Task requirements:
1. Answer these questions using the passage about job searching:
(a) How many hours does the writer estimate spending on job searching activities so far?
(b) Which book did the writer want to build a more engaging end-of-year unit around?
(c) In which state does the writer wonder how many others share the same position?
2. Write a continuation of the passage about job searching, picking up after its last sentence.

Source text:
● ● ● ●
I estimate that I have spent at least 20-25 hours on job searching activities so far. Some of these were hours when my children talked to me about their day and then slowly climbed me like a wall of impenetrability while I typed at the computer and asked them to go play on the patio. Some of these were hours I should have spent giving feedback to my students on their research papers and planning a more engaging Huck Finn unit for the end of the year, or calling parents of students who were struggling. These were important hours I was giving up in a fog of panic and heartache.

So, how many others in Arizona are in my exact position? How many resumes and careerbuilder applications are they sending out?

How many of those jobs are they serious about?

How much time are the HR folks at those companies spending on e-mail and with manila folders trying to keep all of this straight? How many little white postcards are being sent out informing these applicants that, due to the extreme volume of applications, they will be contacted if their experience and qualifications meet the needs of the employer? How many needless interviews will be held while the clients, customers and students of those interviewers wait their turn?
● ● ● ●
Provided material:

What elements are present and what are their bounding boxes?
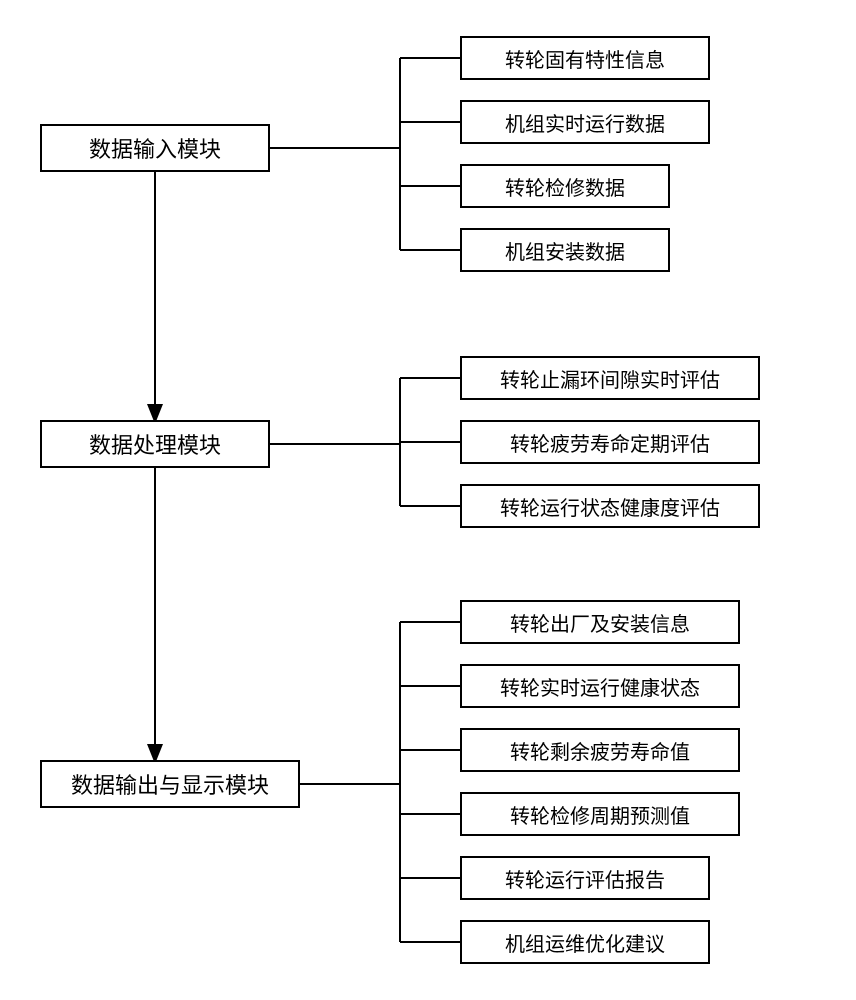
● ● ● ●
Responses for each task:
1.
(a) At least 20-25 hours.
(b) Huck Finn.
(c) Arizona.

2.
Come May 22, how many of us will be in line (or online) to apply for unemployment? Food stamps? WIC? AHCCCS? How many of us will end up being double-dippers for a time, living off of our summer paychecks and collecting unemployment all summer, only to find ourselves employed in August? But we can't exactly not apply, because what will happen if we are not employed come August? How many of us will end up in foreclosure or in a short sale, and who absorbs the impact of that lost debt? Who is paying for all of this? The Republicans as much as the Democrats, I can tell you.

There is an entire, frightening economy developing out of Arizona's budget crisis alone. On top of the already frightening economy. And yet it is all sold to us as something unavoidable, inevitable, part of the process, the result of a bad economy. But there are solutions; it's just that those in power want to write the script of these last few months of the fiscal year so that in the grand finale, they can seem to be flexible, compassionate, problem solvers. It makes me sick.